Output the records exactly as they appear, with no pictures included.

Entries taken from a collection
┏━━

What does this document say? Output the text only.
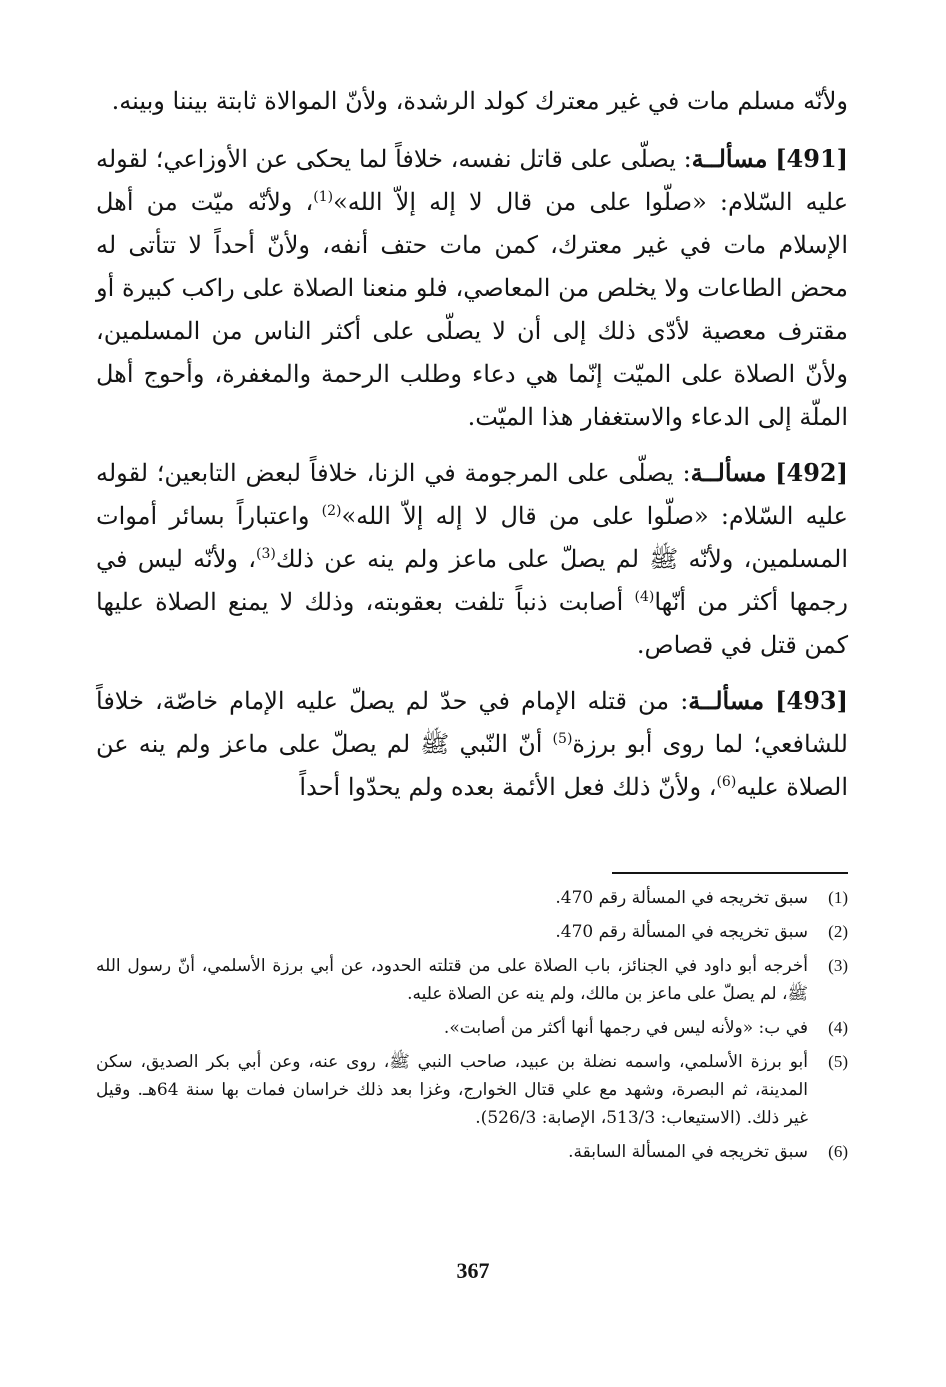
ولأنّه مسلم مات في غير معترك كولد الرشدة، ولأنّ الموالاة ثابتة بيننا وبينه.

[491] مسألــة: يصلّى على قاتل نفسه، خلافاً لما يحكى عن الأوزاعي؛ لقوله عليه السّلام: «صلّوا على من قال لا إله إلاّ الله»$^{(1)}$، ولأنّه ميّت من أهل الإسلام مات في غير معترك، كمن مات حتف أنفه، ولأنّ أحداً لا تتأتى له محض الطاعات ولا يخلص من المعاصي، فلو منعنا الصلاة على راكب كبيرة أو مقترف معصية لأدّى ذلك إلى أن لا يصلّى على أكثر الناس من المسلمين، ولأنّ الصلاة على الميّت إنّما هي دعاء وطلب الرحمة والمغفرة، وأحوج أهل الملّة إلى الدعاء والاستغفار هذا الميّت.

[492] مسألــة: يصلّى على المرجومة في الزنا، خلافاً لبعض التابعين؛ لقوله عليه السّلام: «صلّوا على من قال لا إله إلاّ الله»$^{(2)}$ واعتباراً بسائر أموات المسلمين، ولأنّه ﷺ لم يصلّ على ماعز ولم ينه عن ذلك$^{(3)}$، ولأنّه ليس في رجمها أكثر من أنّها$^{(4)}$ أصابت ذنباً تلفت بعقوبته، وذلك لا يمنع الصلاة عليها كمن قتل في قصاص.

[493] مسألــة: من قتله الإمام في حدّ لم يصلّ عليه الإمام خاصّة، خلافاً للشافعي؛ لما روى أبو برزة$^{(5)}$ أنّ النّبي ﷺ لم يصلّ على ماعز ولم ينه عن الصلاة عليه$^{(6)}$، ولأنّ ذلك فعل الأئمة بعده ولم يحدّوا أحداً

(1)
سبق تخريجه في المسألة رقم 470.
(2)
سبق تخريجه في المسألة رقم 470.
(3)
أخرجه أبو داود في الجنائز، باب الصلاة على من قتلته الحدود، عن أبي برزة الأسلمي، أنّ رسول الله ﷺ، لم يصلّ على ماعز بن مالك، ولم ينه عن الصلاة عليه.
(4)
في ب: «ولأنه ليس في رجمها أنها أكثر من أصابت».
(5)
أبو برزة الأسلمي، واسمه نضلة بن عبيد، صاحب النبي ﷺ، روى عنه، وعن أبي بكر الصديق، سكن المدينة، ثم البصرة، وشهد مع علي قتال الخوارج، وغزا بعد ذلك خراسان فمات بها سنة 64هـ. وقيل غير ذلك. (الاستيعاب: 513/3، الإصابة: 526/3).
(6)
سبق تخريجه في المسألة السابقة.
367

┗━━

== Expected output ==
What does this document say? Output the text only.
ولأنّه مسلم مات في غير معترك كولد الرشدة، ولأنّ الموالاة ثابتة بيننا وبينه.

[491] مسألــة: يصلّى على قاتل نفسه، خلافاً لما يحكى عن الأوزاعي؛ لقوله عليه السّلام: «صلّوا على من قال لا إله إلاّ الله»$^{(1)}$، ولأنّه ميّت من أهل الإسلام مات في غير معترك، كمن مات حتف أنفه، ولأنّ أحداً لا تتأتى له محض الطاعات ولا يخلص من المعاصي، فلو منعنا الصلاة على راكب كبيرة أو مقترف معصية لأدّى ذلك إلى أن لا يصلّى على أكثر الناس من المسلمين، ولأنّ الصلاة على الميّت إنّما هي دعاء وطلب الرحمة والمغفرة، وأحوج أهل الملّة إلى الدعاء والاستغفار هذا الميّت.

[492] مسألــة: يصلّى على المرجومة في الزنا، خلافاً لبعض التابعين؛ لقوله عليه السّلام: «صلّوا على من قال لا إله إلاّ الله»$^{(2)}$ واعتباراً بسائر أموات المسلمين، ولأنّه ﷺ لم يصلّ على ماعز ولم ينه عن ذلك$^{(3)}$، ولأنّه ليس في رجمها أكثر من أنّها$^{(4)}$ أصابت ذنباً تلفت بعقوبته، وذلك لا يمنع الصلاة عليها كمن قتل في قصاص.

[493] مسألــة: من قتله الإمام في حدّ لم يصلّ عليه الإمام خاصّة، خلافاً للشافعي؛ لما روى أبو برزة$^{(5)}$ أنّ النّبي ﷺ لم يصلّ على ماعز ولم ينه عن الصلاة عليه$^{(6)}$، ولأنّ ذلك فعل الأئمة بعده ولم يحدّوا أحداً

(1)
سبق تخريجه في المسألة رقم 470.
(2)
سبق تخريجه في المسألة رقم 470.
(3)
أخرجه أبو داود في الجنائز، باب الصلاة على من قتلته الحدود، عن أبي برزة الأسلمي، أنّ رسول الله ﷺ، لم يصلّ على ماعز بن مالك، ولم ينه عن الصلاة عليه.
(4)
في ب: «ولأنه ليس في رجمها أنها أكثر من أصابت».
(5)
أبو برزة الأسلمي، واسمه نضلة بن عبيد، صاحب النبي ﷺ، روى عنه، وعن أبي بكر الصديق، سكن المدينة، ثم البصرة، وشهد مع علي قتال الخوارج، وغزا بعد ذلك خراسان فمات بها سنة 64هـ. وقيل غير ذلك. (الاستيعاب: 513/3، الإصابة: 526/3).
(6)
سبق تخريجه في المسألة السابقة.
367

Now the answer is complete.